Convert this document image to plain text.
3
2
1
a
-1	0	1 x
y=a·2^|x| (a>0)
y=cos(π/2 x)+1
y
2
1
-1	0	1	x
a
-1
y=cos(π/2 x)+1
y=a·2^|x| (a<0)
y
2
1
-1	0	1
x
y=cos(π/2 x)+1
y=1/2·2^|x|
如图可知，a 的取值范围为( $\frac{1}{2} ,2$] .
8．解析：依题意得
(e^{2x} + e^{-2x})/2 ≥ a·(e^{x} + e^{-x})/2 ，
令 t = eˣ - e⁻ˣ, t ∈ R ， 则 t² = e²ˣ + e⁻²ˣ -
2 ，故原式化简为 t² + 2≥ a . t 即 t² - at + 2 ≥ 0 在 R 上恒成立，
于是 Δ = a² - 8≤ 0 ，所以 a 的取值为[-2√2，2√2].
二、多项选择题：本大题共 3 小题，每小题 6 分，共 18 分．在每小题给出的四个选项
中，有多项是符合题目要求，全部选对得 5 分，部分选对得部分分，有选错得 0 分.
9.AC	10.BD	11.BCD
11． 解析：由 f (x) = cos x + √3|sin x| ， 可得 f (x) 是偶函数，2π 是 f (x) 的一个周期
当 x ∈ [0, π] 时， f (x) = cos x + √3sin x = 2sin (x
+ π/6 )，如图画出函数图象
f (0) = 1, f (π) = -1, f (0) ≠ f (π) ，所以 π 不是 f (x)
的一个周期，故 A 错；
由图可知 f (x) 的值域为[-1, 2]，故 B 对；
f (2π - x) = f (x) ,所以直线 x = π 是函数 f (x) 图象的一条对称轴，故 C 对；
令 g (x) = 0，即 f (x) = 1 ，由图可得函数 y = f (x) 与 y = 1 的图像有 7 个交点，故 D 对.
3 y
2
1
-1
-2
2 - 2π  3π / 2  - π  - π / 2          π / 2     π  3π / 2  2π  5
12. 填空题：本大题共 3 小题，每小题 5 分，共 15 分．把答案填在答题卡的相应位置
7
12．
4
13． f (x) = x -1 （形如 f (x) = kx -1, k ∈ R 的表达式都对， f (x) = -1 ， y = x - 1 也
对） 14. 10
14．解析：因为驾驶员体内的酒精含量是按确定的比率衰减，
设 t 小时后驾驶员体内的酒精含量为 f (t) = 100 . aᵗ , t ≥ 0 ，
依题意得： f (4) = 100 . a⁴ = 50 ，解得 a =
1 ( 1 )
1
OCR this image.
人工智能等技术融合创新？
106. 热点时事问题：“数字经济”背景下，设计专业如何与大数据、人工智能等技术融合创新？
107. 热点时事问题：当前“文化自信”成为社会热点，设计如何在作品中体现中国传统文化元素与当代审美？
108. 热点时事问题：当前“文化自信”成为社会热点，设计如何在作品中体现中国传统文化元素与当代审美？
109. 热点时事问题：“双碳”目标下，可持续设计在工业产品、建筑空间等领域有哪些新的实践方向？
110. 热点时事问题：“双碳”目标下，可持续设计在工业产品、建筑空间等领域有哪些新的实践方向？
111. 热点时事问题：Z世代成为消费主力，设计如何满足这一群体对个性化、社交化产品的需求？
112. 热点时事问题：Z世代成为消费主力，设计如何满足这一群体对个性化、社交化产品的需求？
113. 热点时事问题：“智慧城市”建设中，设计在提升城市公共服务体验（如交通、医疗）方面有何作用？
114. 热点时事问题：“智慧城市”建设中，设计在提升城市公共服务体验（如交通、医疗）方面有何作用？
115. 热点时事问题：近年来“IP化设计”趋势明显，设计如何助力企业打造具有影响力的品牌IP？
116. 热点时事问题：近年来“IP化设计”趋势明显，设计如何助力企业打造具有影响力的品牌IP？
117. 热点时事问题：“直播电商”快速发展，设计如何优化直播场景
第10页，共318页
——
REQUIRED TASK: Look over the listing above. Pick out and copy every line that includes "建筑空间等领域有哪些新的实践方向".

RESULT:
109. 热点时事问题：“双碳”目标下，可持续设计在工业产品、建筑空间等领域有哪些新的实践方向？
110. 热点时事问题：“双碳”目标下，可持续设计在工业产品、建筑空间等领域有哪些新的实践方向？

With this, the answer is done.